— start DATA RECORDS —

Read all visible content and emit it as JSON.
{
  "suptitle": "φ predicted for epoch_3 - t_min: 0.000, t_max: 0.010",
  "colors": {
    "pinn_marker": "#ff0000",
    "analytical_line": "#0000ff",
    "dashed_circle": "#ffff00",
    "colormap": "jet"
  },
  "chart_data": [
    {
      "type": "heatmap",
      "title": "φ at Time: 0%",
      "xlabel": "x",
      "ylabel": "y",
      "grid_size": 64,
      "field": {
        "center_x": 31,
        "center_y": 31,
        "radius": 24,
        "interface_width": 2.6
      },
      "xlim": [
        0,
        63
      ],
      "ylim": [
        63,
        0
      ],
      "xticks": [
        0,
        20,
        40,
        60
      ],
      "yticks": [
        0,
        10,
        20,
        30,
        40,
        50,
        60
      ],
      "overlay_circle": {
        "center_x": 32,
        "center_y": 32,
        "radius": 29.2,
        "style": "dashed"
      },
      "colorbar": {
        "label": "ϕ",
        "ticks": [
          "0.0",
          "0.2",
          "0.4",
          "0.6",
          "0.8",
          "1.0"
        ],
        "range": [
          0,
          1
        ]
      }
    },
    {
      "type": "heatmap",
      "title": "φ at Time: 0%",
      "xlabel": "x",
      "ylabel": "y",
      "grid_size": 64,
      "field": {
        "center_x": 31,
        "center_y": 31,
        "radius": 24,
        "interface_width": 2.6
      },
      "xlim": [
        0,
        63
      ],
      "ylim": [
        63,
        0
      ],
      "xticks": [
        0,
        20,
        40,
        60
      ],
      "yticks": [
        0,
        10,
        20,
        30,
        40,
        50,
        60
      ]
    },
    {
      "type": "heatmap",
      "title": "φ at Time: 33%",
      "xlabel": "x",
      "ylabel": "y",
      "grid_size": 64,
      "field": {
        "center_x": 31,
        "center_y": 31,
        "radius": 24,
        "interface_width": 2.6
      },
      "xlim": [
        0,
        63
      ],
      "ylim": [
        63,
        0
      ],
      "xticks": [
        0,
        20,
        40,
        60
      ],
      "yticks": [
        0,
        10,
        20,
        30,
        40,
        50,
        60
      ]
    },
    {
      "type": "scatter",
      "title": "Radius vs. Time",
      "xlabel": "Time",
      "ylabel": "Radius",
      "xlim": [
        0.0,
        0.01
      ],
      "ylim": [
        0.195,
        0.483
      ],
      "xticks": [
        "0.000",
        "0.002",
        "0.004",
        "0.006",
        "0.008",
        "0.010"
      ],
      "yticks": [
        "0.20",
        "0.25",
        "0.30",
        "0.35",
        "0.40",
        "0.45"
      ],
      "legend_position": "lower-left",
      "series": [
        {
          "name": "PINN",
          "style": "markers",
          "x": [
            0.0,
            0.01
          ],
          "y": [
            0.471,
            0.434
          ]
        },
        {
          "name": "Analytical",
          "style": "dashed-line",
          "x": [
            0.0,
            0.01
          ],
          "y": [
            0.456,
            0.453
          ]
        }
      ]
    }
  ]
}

— end DATA RECORDS —

• **TASK DETAILS**
Produce a verbatim transcription of the entries above.

• **WRITTEN SOLUTION**
Read all visible content and emit it as JSON.
{
  "suptitle": "φ predicted for epoch_3 - t_min: 0.000, t_max: 0.010",
  "colors": {
    "pinn_marker": "#ff0000",
    "analytical_line": "#0000ff",
    "dashed_circle": "#ffff00",
    "colormap": "jet"
  },
  "chart_data": [
    {
      "type": "heatmap",
      "title": "φ at Time: 0%",
      "xlabel": "x",
      "ylabel": "y",
      "grid_size": 64,
      "field": {
        "center_x": 31,
        "center_y": 31,
        "radius": 24,
        "interface_width": 2.6
      },
      "xlim": [
        0,
        63
      ],
      "ylim": [
        63,
        0
      ],
      "xticks": [
        0,
        20,
        40,
        60
      ],
      "yticks": [
        0,
        10,
        20,
        30,
        40,
        50,
        60
      ],
      "overlay_circle": {
        "center_x": 32,
        "center_y": 32,
        "radius": 29.2,
        "style": "dashed"
      },
      "colorbar": {
        "label": "ϕ",
        "ticks": [
          "0.0",
          "0.2",
          "0.4",
          "0.6",
          "0.8",
          "1.0"
        ],
        "range": [
          0,
          1
        ]
      }
    },
    {
      "type": "heatmap",
      "title": "φ at Time: 0%",
      "xlabel": "x",
      "ylabel": "y",
      "grid_size": 64,
      "field": {
        "center_x": 31,
        "center_y": 31,
        "radius": 24,
        "interface_width": 2.6
      },
      "xlim": [
        0,
        63
      ],
      "ylim": [
        63,
        0
      ],
      "xticks": [
        0,
        20,
        40,
        60
      ],
      "yticks": [
        0,
        10,
        20,
        30,
        40,
        50,
        60
      ]
    },
    {
      "type": "heatmap",
      "title": "φ at Time: 33%",
      "xlabel": "x",
      "ylabel": "y",
      "grid_size": 64,
      "field": {
        "center_x": 31,
        "center_y": 31,
        "radius": 24,
        "interface_width": 2.6
      },
      "xlim": [
        0,
        63
      ],
      "ylim": [
        63,
        0
      ],
      "xticks": [
        0,
        20,
        40,
        60
      ],
      "yticks": [
        0,
        10,
        20,
        30,
        40,
        50,
        60
      ]
    },
    {
      "type": "scatter",
      "title": "Radius vs. Time",
      "xlabel": "Time",
      "ylabel": "Radius",
      "xlim": [
        0.0,
        0.01
      ],
      "ylim": [
        0.195,
        0.483
      ],
      "xticks": [
        "0.000",
        "0.002",
        "0.004",
        "0.006",
        "0.008",
        "0.010"
      ],
      "yticks": [
        "0.20",
        "0.25",
        "0.30",
        "0.35",
        "0.40",
        "0.45"
      ],
      "legend_position": "lower-left",
      "series": [
        {
          "name": "PINN",
          "style": "markers",
          "x": [
            0.0,
            0.01
          ],
          "y": [
            0.471,
            0.434
          ]
        },
        {
          "name": "Analytical",
          "style": "dashed-line",
          "x": [
            0.0,
            0.01
          ],
          "y": [
            0.456,
            0.453
          ]
        }
      ]
    }
  ]
}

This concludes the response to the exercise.